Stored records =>
○ ○ ○ ○
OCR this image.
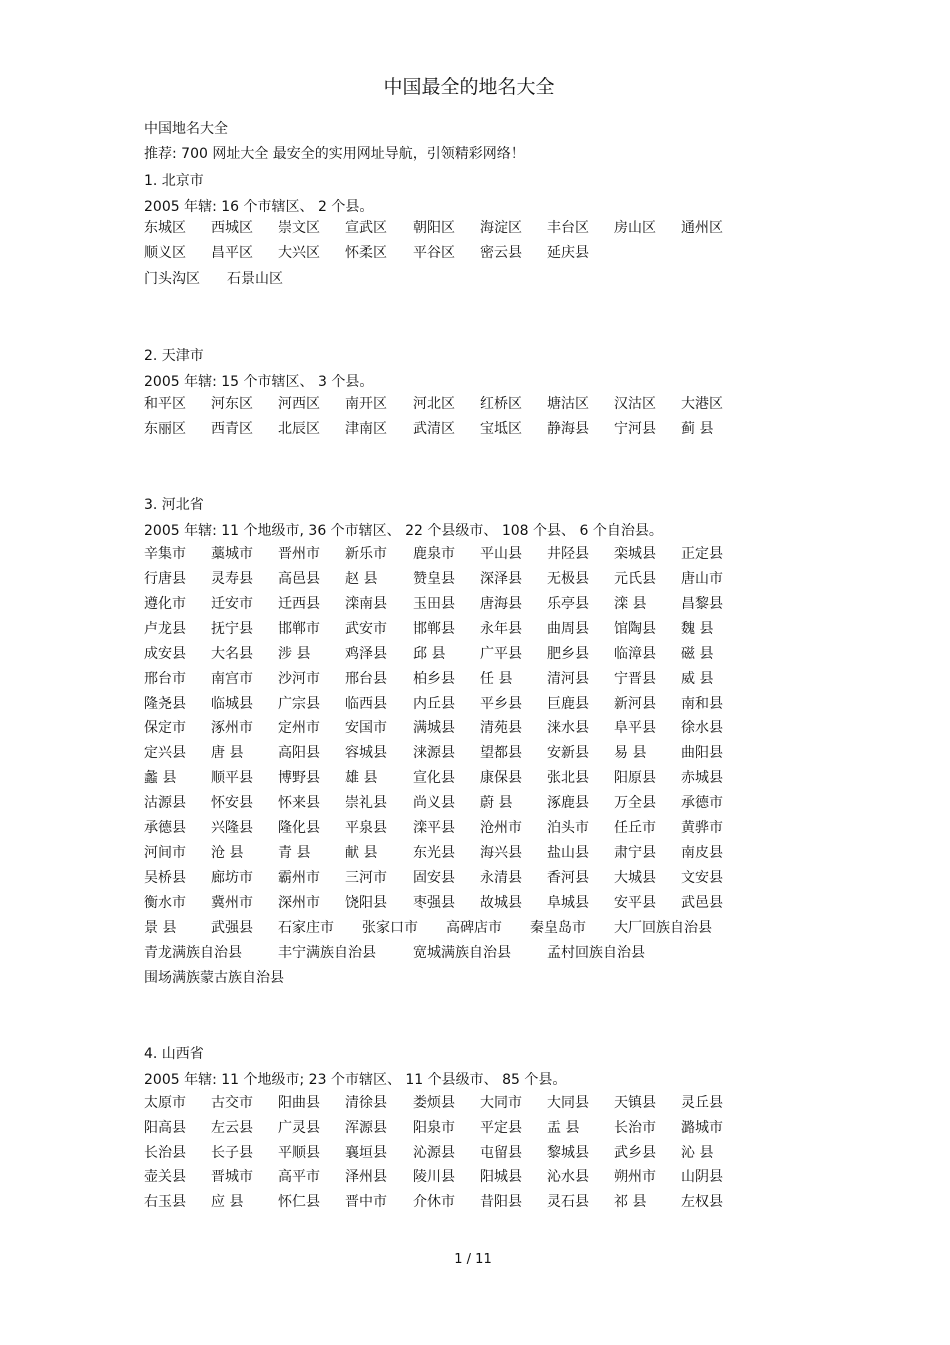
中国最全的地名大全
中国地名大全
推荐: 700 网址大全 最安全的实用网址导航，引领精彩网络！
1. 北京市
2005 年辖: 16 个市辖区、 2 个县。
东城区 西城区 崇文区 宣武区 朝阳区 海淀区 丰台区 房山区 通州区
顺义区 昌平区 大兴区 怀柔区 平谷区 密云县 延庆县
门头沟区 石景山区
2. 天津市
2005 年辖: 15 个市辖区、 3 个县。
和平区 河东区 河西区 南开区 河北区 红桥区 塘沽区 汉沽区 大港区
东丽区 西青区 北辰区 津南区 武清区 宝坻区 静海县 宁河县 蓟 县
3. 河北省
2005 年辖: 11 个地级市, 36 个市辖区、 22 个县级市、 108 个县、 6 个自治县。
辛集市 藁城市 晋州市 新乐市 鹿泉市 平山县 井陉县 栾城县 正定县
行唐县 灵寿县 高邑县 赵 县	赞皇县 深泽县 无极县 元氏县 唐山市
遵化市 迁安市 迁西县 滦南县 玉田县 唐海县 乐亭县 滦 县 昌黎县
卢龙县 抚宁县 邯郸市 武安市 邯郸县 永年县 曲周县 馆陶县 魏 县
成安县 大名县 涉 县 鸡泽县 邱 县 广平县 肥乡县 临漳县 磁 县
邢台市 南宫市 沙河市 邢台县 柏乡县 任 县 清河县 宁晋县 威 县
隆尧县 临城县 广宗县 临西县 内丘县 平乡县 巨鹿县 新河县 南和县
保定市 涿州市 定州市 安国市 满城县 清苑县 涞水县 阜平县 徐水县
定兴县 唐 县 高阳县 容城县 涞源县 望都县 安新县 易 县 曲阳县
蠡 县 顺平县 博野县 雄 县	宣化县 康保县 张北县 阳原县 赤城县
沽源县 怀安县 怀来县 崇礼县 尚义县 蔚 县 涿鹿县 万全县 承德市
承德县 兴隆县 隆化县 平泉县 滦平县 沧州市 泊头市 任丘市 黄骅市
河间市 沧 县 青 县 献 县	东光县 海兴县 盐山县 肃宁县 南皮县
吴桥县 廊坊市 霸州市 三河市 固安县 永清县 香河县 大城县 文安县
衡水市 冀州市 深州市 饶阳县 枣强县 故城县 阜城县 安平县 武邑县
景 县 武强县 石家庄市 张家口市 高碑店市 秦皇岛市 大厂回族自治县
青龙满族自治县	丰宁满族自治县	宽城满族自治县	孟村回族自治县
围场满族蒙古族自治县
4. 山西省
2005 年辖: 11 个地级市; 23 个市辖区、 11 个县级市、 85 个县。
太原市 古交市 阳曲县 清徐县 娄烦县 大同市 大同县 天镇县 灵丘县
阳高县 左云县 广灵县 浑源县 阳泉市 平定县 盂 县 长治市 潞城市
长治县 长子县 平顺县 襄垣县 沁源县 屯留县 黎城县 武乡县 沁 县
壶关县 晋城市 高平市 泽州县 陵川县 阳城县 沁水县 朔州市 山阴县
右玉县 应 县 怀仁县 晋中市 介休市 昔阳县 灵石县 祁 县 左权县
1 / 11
○ ○ ○ ○
EXERCISE GOAL => Your task is an exact transcription of all the data, minus the pictures.

OUTPUT BELOW =>
OCR this image.
中国最全的地名大全
中国地名大全
推荐: 700 网址大全 最安全的实用网址导航，引领精彩网络！
1. 北京市
2005 年辖: 16 个市辖区、 2 个县。
东城区 西城区 崇文区 宣武区 朝阳区 海淀区 丰台区 房山区 通州区
顺义区 昌平区 大兴区 怀柔区 平谷区 密云县 延庆县
门头沟区 石景山区
2. 天津市
2005 年辖: 15 个市辖区、 3 个县。
和平区 河东区 河西区 南开区 河北区 红桥区 塘沽区 汉沽区 大港区
东丽区 西青区 北辰区 津南区 武清区 宝坻区 静海县 宁河县 蓟 县
3. 河北省
2005 年辖: 11 个地级市, 36 个市辖区、 22 个县级市、 108 个县、 6 个自治县。
辛集市 藁城市 晋州市 新乐市 鹿泉市 平山县 井陉县 栾城县 正定县
行唐县 灵寿县 高邑县 赵 县	赞皇县 深泽县 无极县 元氏县 唐山市
遵化市 迁安市 迁西县 滦南县 玉田县 唐海县 乐亭县 滦 县 昌黎县
卢龙县 抚宁县 邯郸市 武安市 邯郸县 永年县 曲周县 馆陶县 魏 县
成安县 大名县 涉 县 鸡泽县 邱 县 广平县 肥乡县 临漳县 磁 县
邢台市 南宫市 沙河市 邢台县 柏乡县 任 县 清河县 宁晋县 威 县
隆尧县 临城县 广宗县 临西县 内丘县 平乡县 巨鹿县 新河县 南和县
保定市 涿州市 定州市 安国市 满城县 清苑县 涞水县 阜平县 徐水县
定兴县 唐 县 高阳县 容城县 涞源县 望都县 安新县 易 县 曲阳县
蠡 县 顺平县 博野县 雄 县	宣化县 康保县 张北县 阳原县 赤城县
沽源县 怀安县 怀来县 崇礼县 尚义县 蔚 县 涿鹿县 万全县 承德市
承德县 兴隆县 隆化县 平泉县 滦平县 沧州市 泊头市 任丘市 黄骅市
河间市 沧 县 青 县 献 县	东光县 海兴县 盐山县 肃宁县 南皮县
吴桥县 廊坊市 霸州市 三河市 固安县 永清县 香河县 大城县 文安县
衡水市 冀州市 深州市 饶阳县 枣强县 故城县 阜城县 安平县 武邑县
景 县 武强县 石家庄市 张家口市 高碑店市 秦皇岛市 大厂回族自治县
青龙满族自治县	丰宁满族自治县	宽城满族自治县	孟村回族自治县
围场满族蒙古族自治县
4. 山西省
2005 年辖: 11 个地级市; 23 个市辖区、 11 个县级市、 85 个县。
太原市 古交市 阳曲县 清徐县 娄烦县 大同市 大同县 天镇县 灵丘县
阳高县 左云县 广灵县 浑源县 阳泉市 平定县 盂 县 长治市 潞城市
长治县 长子县 平顺县 襄垣县 沁源县 屯留县 黎城县 武乡县 沁 县
壶关县 晋城市 高平市 泽州县 陵川县 阳城县 沁水县 朔州市 山阴县
右玉县 应 县 怀仁县 晋中市 介休市 昔阳县 灵石县 祁 县 左权县
1 / 11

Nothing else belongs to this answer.